Pull every line containing "アカウント作成" from the entries.
═════ Source material
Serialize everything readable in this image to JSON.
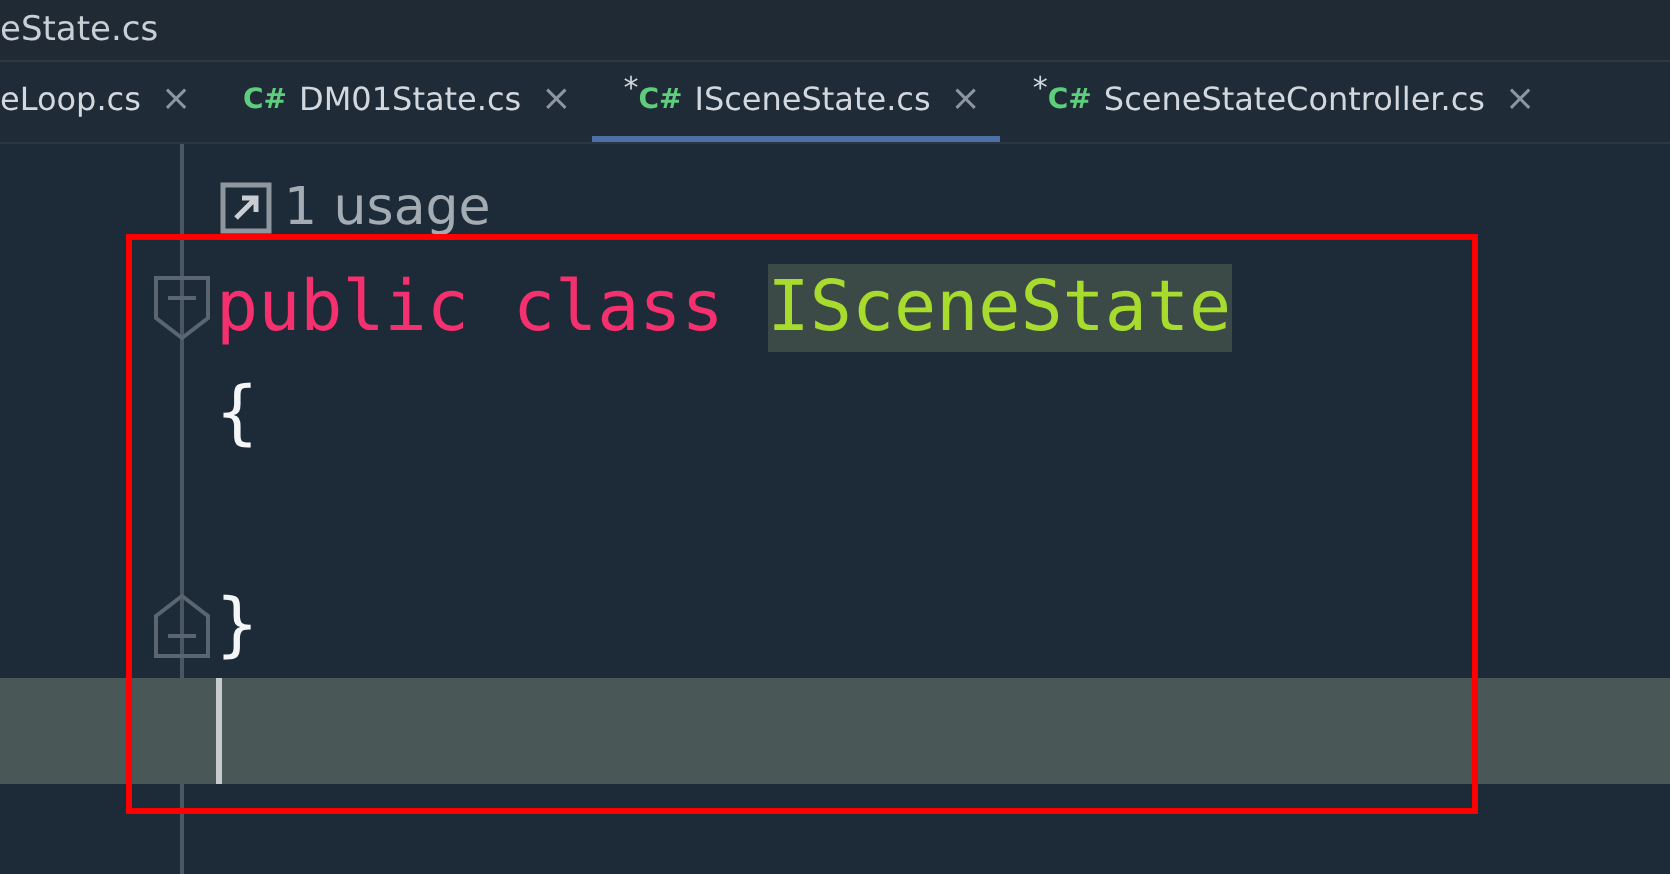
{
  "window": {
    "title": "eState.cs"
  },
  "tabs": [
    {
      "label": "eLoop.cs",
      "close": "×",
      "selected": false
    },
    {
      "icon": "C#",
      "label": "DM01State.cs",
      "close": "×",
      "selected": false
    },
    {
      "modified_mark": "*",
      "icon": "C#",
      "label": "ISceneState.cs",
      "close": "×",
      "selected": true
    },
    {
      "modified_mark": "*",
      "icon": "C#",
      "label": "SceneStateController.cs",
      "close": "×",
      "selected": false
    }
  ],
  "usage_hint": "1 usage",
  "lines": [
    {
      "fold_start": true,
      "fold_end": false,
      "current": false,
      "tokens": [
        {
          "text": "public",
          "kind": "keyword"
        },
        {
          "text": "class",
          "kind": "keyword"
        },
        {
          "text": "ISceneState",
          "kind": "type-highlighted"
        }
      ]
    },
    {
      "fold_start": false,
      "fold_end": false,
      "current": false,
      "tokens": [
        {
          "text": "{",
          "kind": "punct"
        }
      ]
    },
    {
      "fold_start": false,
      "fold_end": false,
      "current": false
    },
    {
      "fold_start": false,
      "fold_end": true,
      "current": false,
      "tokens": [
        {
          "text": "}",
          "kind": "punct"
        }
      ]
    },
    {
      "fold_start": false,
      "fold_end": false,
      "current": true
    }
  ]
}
══════════
═════ Source material
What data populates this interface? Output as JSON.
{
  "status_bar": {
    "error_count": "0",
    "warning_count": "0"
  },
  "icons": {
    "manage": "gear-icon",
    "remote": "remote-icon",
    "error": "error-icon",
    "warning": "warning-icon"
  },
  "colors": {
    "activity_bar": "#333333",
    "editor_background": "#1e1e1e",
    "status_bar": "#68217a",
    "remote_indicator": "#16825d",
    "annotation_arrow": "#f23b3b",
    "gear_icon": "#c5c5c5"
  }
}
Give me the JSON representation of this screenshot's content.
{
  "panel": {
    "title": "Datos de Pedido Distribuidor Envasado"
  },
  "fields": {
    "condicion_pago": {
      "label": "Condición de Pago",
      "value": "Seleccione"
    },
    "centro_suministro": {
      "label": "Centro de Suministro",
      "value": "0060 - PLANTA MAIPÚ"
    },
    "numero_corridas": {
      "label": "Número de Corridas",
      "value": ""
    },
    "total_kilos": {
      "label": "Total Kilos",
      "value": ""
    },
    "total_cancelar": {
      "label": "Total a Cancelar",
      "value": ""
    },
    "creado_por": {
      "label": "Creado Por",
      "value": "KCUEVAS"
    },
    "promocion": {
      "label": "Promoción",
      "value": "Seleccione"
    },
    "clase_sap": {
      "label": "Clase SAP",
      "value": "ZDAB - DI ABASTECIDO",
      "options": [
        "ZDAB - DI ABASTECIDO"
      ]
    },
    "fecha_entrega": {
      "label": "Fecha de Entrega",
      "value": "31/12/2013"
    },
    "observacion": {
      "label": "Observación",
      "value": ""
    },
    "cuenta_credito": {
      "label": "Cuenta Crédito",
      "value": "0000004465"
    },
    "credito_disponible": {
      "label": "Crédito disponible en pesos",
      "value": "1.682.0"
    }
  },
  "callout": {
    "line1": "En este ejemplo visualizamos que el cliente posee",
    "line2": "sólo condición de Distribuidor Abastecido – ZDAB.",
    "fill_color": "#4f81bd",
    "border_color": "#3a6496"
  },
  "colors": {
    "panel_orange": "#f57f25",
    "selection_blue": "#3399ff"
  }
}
══════════
═════ Source material
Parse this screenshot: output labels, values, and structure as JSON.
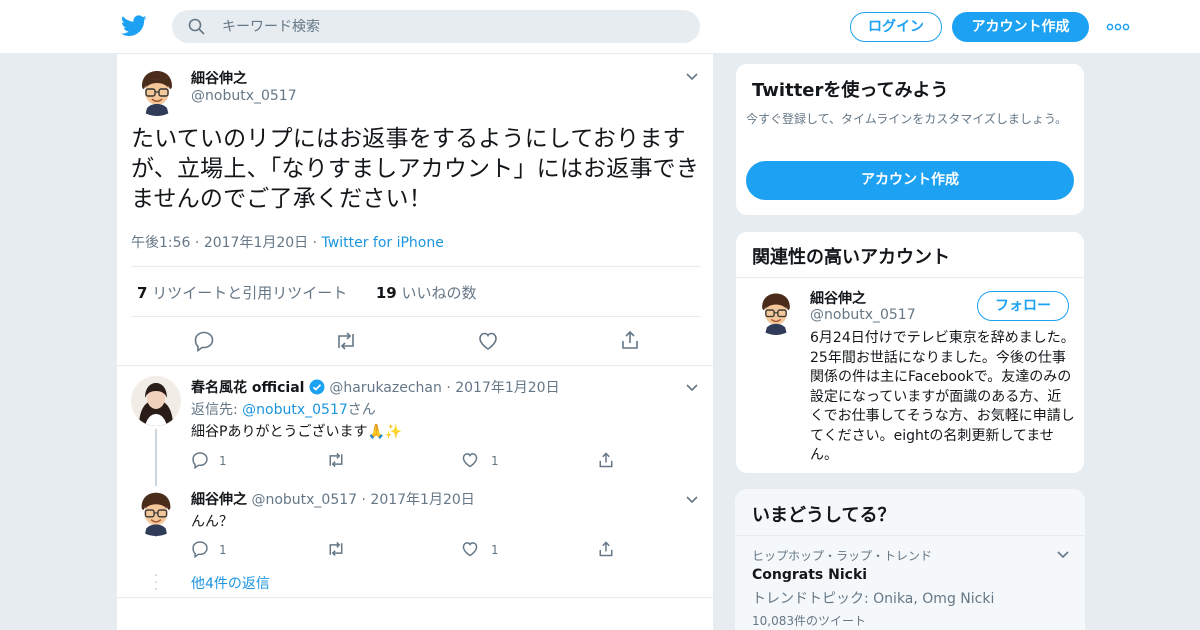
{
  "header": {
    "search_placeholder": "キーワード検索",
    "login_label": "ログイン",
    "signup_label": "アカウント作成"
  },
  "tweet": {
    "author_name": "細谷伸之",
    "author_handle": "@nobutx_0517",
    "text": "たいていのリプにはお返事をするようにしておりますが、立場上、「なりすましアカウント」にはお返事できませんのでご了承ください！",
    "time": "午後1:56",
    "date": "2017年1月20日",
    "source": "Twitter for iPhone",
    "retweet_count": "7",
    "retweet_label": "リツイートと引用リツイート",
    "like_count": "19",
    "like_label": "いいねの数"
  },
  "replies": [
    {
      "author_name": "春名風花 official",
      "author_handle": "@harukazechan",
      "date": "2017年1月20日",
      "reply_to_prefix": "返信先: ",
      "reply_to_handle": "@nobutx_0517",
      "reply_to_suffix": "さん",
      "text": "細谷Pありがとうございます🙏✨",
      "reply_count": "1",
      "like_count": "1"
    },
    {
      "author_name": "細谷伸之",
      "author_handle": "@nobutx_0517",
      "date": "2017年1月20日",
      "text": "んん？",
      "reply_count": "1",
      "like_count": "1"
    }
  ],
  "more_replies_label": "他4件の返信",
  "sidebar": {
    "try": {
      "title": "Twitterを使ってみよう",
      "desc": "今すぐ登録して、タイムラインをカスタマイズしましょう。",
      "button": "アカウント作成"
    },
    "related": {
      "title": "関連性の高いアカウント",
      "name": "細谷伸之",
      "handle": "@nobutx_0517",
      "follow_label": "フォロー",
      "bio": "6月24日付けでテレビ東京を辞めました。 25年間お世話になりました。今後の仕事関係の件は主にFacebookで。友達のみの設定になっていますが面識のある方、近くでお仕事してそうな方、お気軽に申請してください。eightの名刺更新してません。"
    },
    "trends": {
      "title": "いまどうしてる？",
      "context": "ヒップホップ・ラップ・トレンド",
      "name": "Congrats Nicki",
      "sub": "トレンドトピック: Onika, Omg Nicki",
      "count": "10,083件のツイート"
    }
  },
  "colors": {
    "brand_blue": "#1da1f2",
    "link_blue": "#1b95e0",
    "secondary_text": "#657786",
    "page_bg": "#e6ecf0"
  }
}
══════════
Exercise solution:
    "signup_label": "アカウント作成"
      "button": "アカウント作成"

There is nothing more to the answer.